### Input for this task

◇ ◇ ◇ ◇ ◇ ◇ ◇

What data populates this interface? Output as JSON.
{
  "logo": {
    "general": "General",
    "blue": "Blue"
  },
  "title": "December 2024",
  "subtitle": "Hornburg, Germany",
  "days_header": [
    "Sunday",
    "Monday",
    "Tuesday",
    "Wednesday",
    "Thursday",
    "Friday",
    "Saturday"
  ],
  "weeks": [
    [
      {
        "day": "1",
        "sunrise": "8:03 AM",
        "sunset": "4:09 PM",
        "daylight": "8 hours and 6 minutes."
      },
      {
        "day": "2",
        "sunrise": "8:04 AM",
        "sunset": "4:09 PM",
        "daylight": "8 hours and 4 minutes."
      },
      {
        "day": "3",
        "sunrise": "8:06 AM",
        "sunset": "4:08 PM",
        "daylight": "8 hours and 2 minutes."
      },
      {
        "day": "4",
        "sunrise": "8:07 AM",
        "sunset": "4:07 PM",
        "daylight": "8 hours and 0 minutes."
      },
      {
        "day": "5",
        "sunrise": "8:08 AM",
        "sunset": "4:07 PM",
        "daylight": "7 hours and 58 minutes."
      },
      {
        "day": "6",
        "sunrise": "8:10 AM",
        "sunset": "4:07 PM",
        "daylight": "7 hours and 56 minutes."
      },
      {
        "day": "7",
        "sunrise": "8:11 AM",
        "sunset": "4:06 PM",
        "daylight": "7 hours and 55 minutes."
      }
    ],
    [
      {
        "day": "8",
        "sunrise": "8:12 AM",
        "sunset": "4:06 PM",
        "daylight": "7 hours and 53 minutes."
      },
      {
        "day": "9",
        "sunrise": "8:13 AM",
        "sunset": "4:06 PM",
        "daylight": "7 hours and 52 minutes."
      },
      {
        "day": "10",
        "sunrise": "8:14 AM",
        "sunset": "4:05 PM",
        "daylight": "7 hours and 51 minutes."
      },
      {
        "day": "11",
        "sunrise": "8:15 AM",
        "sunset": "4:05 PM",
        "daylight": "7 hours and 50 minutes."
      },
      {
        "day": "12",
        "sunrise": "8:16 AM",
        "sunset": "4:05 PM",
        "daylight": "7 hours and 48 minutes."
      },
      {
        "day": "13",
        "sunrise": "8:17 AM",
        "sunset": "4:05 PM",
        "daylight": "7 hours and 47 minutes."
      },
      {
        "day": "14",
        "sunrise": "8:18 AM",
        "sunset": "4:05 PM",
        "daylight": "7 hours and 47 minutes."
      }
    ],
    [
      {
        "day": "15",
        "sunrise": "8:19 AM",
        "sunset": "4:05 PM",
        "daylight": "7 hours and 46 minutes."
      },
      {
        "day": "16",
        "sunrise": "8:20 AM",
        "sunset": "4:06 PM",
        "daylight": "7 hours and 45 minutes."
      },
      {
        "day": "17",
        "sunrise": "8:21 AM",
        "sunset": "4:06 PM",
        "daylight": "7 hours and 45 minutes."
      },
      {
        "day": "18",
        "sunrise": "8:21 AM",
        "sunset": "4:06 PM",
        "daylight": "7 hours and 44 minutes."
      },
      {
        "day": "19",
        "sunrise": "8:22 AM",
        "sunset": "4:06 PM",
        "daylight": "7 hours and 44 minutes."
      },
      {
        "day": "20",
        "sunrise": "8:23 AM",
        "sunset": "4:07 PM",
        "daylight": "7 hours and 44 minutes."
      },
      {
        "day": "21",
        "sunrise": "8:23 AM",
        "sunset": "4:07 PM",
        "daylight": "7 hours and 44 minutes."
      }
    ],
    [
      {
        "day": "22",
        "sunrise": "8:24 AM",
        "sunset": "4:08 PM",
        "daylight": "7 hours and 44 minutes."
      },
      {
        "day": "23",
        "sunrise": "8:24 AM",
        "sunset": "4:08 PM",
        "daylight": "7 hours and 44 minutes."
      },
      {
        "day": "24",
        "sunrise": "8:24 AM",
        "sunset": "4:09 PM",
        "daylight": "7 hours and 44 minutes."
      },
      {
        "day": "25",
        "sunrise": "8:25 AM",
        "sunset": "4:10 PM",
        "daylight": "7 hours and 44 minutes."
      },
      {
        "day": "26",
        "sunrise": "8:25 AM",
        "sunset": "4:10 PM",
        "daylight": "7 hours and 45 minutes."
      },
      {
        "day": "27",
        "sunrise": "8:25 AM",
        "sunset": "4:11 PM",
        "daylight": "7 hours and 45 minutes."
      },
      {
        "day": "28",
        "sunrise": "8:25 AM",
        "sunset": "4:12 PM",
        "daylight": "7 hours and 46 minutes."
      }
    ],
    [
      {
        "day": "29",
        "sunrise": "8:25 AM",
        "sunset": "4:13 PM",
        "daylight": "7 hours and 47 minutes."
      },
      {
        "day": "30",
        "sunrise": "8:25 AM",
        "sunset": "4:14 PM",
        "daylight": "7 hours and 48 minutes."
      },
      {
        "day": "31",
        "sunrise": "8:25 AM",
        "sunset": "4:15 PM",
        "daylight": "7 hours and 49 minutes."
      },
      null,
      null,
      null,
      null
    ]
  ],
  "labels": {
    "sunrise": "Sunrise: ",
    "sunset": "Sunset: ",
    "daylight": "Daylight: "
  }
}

◇ ◇ ◇ ◇ ◇ ◇ ◇

Every entry in the listing must be retyped exactly.

### Solved problem
What data populates this interface? Output as JSON.
{
  "logo": {
    "general": "General",
    "blue": "Blue"
  },
  "title": "December 2024",
  "subtitle": "Hornburg, Germany",
  "days_header": [
    "Sunday",
    "Monday",
    "Tuesday",
    "Wednesday",
    "Thursday",
    "Friday",
    "Saturday"
  ],
  "weeks": [
    [
      {
        "day": "1",
        "sunrise": "8:03 AM",
        "sunset": "4:09 PM",
        "daylight": "8 hours and 6 minutes."
      },
      {
        "day": "2",
        "sunrise": "8:04 AM",
        "sunset": "4:09 PM",
        "daylight": "8 hours and 4 minutes."
      },
      {
        "day": "3",
        "sunrise": "8:06 AM",
        "sunset": "4:08 PM",
        "daylight": "8 hours and 2 minutes."
      },
      {
        "day": "4",
        "sunrise": "8:07 AM",
        "sunset": "4:07 PM",
        "daylight": "8 hours and 0 minutes."
      },
      {
        "day": "5",
        "sunrise": "8:08 AM",
        "sunset": "4:07 PM",
        "daylight": "7 hours and 58 minutes."
      },
      {
        "day": "6",
        "sunrise": "8:10 AM",
        "sunset": "4:07 PM",
        "daylight": "7 hours and 56 minutes."
      },
      {
        "day": "7",
        "sunrise": "8:11 AM",
        "sunset": "4:06 PM",
        "daylight": "7 hours and 55 minutes."
      }
    ],
    [
      {
        "day": "8",
        "sunrise": "8:12 AM",
        "sunset": "4:06 PM",
        "daylight": "7 hours and 53 minutes."
      },
      {
        "day": "9",
        "sunrise": "8:13 AM",
        "sunset": "4:06 PM",
        "daylight": "7 hours and 52 minutes."
      },
      {
        "day": "10",
        "sunrise": "8:14 AM",
        "sunset": "4:05 PM",
        "daylight": "7 hours and 51 minutes."
      },
      {
        "day": "11",
        "sunrise": "8:15 AM",
        "sunset": "4:05 PM",
        "daylight": "7 hours and 50 minutes."
      },
      {
        "day": "12",
        "sunrise": "8:16 AM",
        "sunset": "4:05 PM",
        "daylight": "7 hours and 48 minutes."
      },
      {
        "day": "13",
        "sunrise": "8:17 AM",
        "sunset": "4:05 PM",
        "daylight": "7 hours and 47 minutes."
      },
      {
        "day": "14",
        "sunrise": "8:18 AM",
        "sunset": "4:05 PM",
        "daylight": "7 hours and 47 minutes."
      }
    ],
    [
      {
        "day": "15",
        "sunrise": "8:19 AM",
        "sunset": "4:05 PM",
        "daylight": "7 hours and 46 minutes."
      },
      {
        "day": "16",
        "sunrise": "8:20 AM",
        "sunset": "4:06 PM",
        "daylight": "7 hours and 45 minutes."
      },
      {
        "day": "17",
        "sunrise": "8:21 AM",
        "sunset": "4:06 PM",
        "daylight": "7 hours and 45 minutes."
      },
      {
        "day": "18",
        "sunrise": "8:21 AM",
        "sunset": "4:06 PM",
        "daylight": "7 hours and 44 minutes."
      },
      {
        "day": "19",
        "sunrise": "8:22 AM",
        "sunset": "4:06 PM",
        "daylight": "7 hours and 44 minutes."
      },
      {
        "day": "20",
        "sunrise": "8:23 AM",
        "sunset": "4:07 PM",
        "daylight": "7 hours and 44 minutes."
      },
      {
        "day": "21",
        "sunrise": "8:23 AM",
        "sunset": "4:07 PM",
        "daylight": "7 hours and 44 minutes."
      }
    ],
    [
      {
        "day": "22",
        "sunrise": "8:24 AM",
        "sunset": "4:08 PM",
        "daylight": "7 hours and 44 minutes."
      },
      {
        "day": "23",
        "sunrise": "8:24 AM",
        "sunset": "4:08 PM",
        "daylight": "7 hours and 44 minutes."
      },
      {
        "day": "24",
        "sunrise": "8:24 AM",
        "sunset": "4:09 PM",
        "daylight": "7 hours and 44 minutes."
      },
      {
        "day": "25",
        "sunrise": "8:25 AM",
        "sunset": "4:10 PM",
        "daylight": "7 hours and 44 minutes."
      },
      {
        "day": "26",
        "sunrise": "8:25 AM",
        "sunset": "4:10 PM",
        "daylight": "7 hours and 45 minutes."
      },
      {
        "day": "27",
        "sunrise": "8:25 AM",
        "sunset": "4:11 PM",
        "daylight": "7 hours and 45 minutes."
      },
      {
        "day": "28",
        "sunrise": "8:25 AM",
        "sunset": "4:12 PM",
        "daylight": "7 hours and 46 minutes."
      }
    ],
    [
      {
        "day": "29",
        "sunrise": "8:25 AM",
        "sunset": "4:13 PM",
        "daylight": "7 hours and 47 minutes."
      },
      {
        "day": "30",
        "sunrise": "8:25 AM",
        "sunset": "4:14 PM",
        "daylight": "7 hours and 48 minutes."
      },
      {
        "day": "31",
        "sunrise": "8:25 AM",
        "sunset": "4:15 PM",
        "daylight": "7 hours and 49 minutes."
      },
      null,
      null,
      null,
      null
    ]
  ],
  "labels": {
    "sunrise": "Sunrise: ",
    "sunset": "Sunset: ",
    "daylight": "Daylight: "
  }
}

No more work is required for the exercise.